_WHAT IS REQUIRED_
Reproduce the listing below without any change.

Records from a dataset:
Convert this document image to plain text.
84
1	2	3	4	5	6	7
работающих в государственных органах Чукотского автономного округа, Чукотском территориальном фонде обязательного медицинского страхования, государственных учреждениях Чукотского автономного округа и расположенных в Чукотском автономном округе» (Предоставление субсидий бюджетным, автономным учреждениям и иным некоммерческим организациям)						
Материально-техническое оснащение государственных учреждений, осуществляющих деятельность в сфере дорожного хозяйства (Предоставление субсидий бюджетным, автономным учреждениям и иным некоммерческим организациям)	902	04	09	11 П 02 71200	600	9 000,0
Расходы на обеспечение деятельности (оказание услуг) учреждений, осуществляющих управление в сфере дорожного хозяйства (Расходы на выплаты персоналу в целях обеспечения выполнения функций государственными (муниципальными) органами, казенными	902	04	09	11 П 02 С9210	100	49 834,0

_EXERCISE RESULT_
Convert this document image to plain text.
84
1	2	3	4	5	6	7
работающих в государственных органах Чукотского автономного округа, Чукотском территориальном фонде обязательного медицинского страхования, государственных учреждениях Чукотского автономного округа и расположенных в Чукотском автономном округе» (Предоставление субсидий бюджетным, автономным учреждениям и иным некоммерческим организациям)						
Материально-техническое оснащение государственных учреждений, осуществляющих деятельность в сфере дорожного хозяйства (Предоставление субсидий бюджетным, автономным учреждениям и иным некоммерческим организациям)	902	04	09	11 П 02 71200	600	9 000,0
Расходы на обеспечение деятельности (оказание услуг) учреждений, осуществляющих управление в сфере дорожного хозяйства (Расходы на выплаты персоналу в целях обеспечения выполнения функций государственными (муниципальными) органами, казенными	902	04	09	11 П 02 С9210	100	49 834,0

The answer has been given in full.